Document section —
>>>

Characterizing Base Editing
While we were designing our systems, we wanted to test a previous characterized base editor system, CAMERA, developed by Dr. Liu’s lab at Harvard University. This system consisted of a high copy number recording plasmid and a low copy number writing plasmid with a base editor and a gRNA. These two plasmids, ordered from Addgene, were transformed into Escherichia coli S1030 that was also from Addgene. Base editor and the gRNA were induced by aTc and IPTG, respectively. By replicating their experiments, we wanted to confirm the linearity of base editing over time and wanted to test how much mutation frequency can we achieve. Different from the literature, we would not use High Throughput Sequencing to analyze the single nucleotide mutation, but would utilize Sanger sequencing and our software tool CrisPy to analyze the readout.
CrisPy
In working with CRISPR/Cas9 systems, it is important to consider off-target effects to improve the efficiency and accuracy of the gene editing. Thus, we developed a software tool, CrisPy, to provide a fast and accurate way for characterizing CRISPR on-target and off-target edits through Sanger sequencing. Software tools have attempted to numerically characterize DNA traces in the past. Mark Crowe’s SeqDoc (Perl, 2005) provided functionality for normalizing and comparing two traces, while Timothy Liu’s Sequalizer (Matlab, 2017) used these comparisons to estimate nucleotide mutation frequencies. Our system builds upon this previous work by utilizing modified versions of these algorithms in a free and concise python module. Moreover, this module creates new functionality by predicting and ranking likely off-target sequences (using Gibbs free energy) and finding their mutation frequencies. We tested this tool using a plasmid containing purposeful off-target sequences and consequently gained insight into our recording circuit’s behavior. It is our hope that synthetic biologists can use this tool to quickly test for off-target mutation frequencies that exist in their system.
Optimizing System
During the discussion with Dr. Seth Childers, the question about how can we increase the base editing rate was came up. According to his feedback and the parameters we found from literature during modeling, we realized the key limiting factor of editing rate was not the single nucleotide mutation catalyzed by Cytidine Deaminase, but was the release efficiency of CRISPR/Cas9 system from the DNA. Moreover, we also discovered that the replication of a plasmid would help the release of dCas9, since all binding protein would be released when polymerase replicates the plasmid. Since shortening the time between dilutions will increase the replication rate of plasmids, we wanted to see if doing so could make a distinct improvement on editing rate.

<<<

(Structured page parsing data)
>>>

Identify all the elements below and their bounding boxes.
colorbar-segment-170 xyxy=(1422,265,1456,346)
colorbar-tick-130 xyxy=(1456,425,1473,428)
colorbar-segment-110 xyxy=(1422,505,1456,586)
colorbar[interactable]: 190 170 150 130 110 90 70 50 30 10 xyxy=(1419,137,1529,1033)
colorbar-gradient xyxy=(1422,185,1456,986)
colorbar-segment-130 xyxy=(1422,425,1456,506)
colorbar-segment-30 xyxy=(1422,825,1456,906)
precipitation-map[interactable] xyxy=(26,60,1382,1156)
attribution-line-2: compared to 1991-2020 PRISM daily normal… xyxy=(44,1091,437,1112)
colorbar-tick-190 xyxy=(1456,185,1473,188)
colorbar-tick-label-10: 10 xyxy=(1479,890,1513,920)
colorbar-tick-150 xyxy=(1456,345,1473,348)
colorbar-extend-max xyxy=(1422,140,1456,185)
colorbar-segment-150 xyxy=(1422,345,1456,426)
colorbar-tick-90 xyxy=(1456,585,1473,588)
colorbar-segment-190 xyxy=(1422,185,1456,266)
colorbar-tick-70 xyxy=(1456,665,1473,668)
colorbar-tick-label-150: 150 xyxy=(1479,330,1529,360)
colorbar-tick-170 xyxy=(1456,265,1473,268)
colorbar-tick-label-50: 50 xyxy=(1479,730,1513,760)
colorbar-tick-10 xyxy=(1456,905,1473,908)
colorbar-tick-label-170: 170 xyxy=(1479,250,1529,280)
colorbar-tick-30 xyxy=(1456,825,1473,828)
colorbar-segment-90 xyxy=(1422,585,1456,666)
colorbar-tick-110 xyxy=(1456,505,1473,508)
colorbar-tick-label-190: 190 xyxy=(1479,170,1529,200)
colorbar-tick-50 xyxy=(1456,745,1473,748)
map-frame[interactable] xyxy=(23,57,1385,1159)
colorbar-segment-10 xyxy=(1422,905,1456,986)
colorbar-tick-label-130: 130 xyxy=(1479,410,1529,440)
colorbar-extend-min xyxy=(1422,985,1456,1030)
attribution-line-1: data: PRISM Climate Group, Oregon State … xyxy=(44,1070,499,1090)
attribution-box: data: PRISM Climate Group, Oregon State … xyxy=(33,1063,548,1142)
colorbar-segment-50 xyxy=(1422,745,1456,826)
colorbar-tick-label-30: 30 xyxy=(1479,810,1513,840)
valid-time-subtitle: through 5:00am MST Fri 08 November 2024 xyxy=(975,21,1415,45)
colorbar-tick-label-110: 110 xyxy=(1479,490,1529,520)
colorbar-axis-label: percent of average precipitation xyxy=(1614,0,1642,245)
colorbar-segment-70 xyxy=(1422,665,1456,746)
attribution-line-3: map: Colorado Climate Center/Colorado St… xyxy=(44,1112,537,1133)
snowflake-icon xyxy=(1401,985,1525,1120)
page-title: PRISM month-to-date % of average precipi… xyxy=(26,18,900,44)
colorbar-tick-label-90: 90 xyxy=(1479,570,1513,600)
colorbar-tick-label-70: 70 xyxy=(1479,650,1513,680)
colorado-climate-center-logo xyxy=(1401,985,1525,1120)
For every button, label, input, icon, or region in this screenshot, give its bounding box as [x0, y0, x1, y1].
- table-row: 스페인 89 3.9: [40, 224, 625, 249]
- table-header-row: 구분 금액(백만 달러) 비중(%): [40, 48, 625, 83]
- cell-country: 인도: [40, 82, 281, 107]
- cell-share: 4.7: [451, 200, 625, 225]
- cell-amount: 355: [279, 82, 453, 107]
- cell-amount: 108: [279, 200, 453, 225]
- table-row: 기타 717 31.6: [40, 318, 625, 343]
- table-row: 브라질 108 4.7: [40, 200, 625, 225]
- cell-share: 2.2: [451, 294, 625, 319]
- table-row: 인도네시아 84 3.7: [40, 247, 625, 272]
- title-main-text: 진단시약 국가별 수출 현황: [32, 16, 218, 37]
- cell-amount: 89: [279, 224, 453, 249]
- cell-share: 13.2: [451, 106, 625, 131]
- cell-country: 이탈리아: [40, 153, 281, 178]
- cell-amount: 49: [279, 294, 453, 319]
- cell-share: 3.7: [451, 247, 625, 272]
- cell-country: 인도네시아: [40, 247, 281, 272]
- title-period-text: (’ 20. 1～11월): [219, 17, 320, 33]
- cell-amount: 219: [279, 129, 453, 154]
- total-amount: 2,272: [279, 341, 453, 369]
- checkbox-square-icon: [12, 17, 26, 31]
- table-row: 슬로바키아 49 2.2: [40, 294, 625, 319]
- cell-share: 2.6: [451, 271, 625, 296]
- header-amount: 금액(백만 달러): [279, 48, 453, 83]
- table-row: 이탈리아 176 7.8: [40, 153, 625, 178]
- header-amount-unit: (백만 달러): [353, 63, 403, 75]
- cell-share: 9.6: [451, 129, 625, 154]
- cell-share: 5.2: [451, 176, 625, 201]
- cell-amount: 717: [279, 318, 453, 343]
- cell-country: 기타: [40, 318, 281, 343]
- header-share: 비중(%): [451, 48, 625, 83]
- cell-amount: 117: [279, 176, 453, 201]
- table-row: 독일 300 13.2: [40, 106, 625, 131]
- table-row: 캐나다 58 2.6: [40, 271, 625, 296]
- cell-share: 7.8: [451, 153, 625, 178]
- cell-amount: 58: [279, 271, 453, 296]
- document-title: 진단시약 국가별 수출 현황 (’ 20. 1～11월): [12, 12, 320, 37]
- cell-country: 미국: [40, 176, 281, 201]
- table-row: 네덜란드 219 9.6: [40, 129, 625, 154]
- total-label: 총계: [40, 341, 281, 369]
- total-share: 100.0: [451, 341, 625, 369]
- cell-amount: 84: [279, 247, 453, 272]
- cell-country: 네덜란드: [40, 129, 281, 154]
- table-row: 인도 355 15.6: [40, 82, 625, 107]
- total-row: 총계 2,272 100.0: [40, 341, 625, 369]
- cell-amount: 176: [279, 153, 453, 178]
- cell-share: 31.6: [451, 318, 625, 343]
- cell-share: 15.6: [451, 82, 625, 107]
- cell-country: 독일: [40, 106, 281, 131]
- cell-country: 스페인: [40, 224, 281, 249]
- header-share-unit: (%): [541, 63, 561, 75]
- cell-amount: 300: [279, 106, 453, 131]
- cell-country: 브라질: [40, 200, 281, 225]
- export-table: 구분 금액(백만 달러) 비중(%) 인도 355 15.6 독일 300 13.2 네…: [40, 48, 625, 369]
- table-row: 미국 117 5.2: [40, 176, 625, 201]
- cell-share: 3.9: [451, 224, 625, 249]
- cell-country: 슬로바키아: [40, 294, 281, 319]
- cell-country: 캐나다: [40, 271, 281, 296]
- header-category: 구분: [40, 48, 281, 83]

<<<

Task to carry out —
Pick up the base editing write-up after its last sentence and carry it further.

Result —
Future Work
We will continue to work on co-transform the three plasmids of Oscillatory gRNA System in to Escherichia coli S1030. Once we succeed, we’ll use the on and off of blue light to oscillate the two gRNA, and see if we could keep track of elapsed time and mark the appearance of stimuli. Both Sanger sequencing and the designed restriction enzyme site method will be used to compare the readout. Also, we may compare the ability of base editor by mutating from dCas9 to nCas9. In addition, since we view our system as a universal diagnostic tool, we may switch different promoters and test its ability to respond to various stimuli, such as pH and light.
References
[1] Tang, W. X., & Liu, D. R. (2018). Rewritable multi-event analog recording in bacterial and mammalian cells. Science, 360(6385), 169-+. doi:10.1126/science.aap8992 [2] Farzadfard, F., Gharaei, N., Higashikuni, Y., Jung, G., Cao, J., & Lu, T. K. (2018). Single-Nucleotide-Resolution Computing and Memory in Living Cells. bioRxiv. [3] Harris, L. A. et al. BioNetGen 2.2: advances in rule-based modeling. Bioinformatics 32, 3366–3368 (2016). [4] Jayaraman, P., Devarajan, K., Chua, T. K., Zhang, H., Gunawan, E., & Poh, C. L. (2016). Blue light-mediated transcriptional activation and repression of gene expression in bacteria. Nucleic acids research, 44(14), 6994-7005.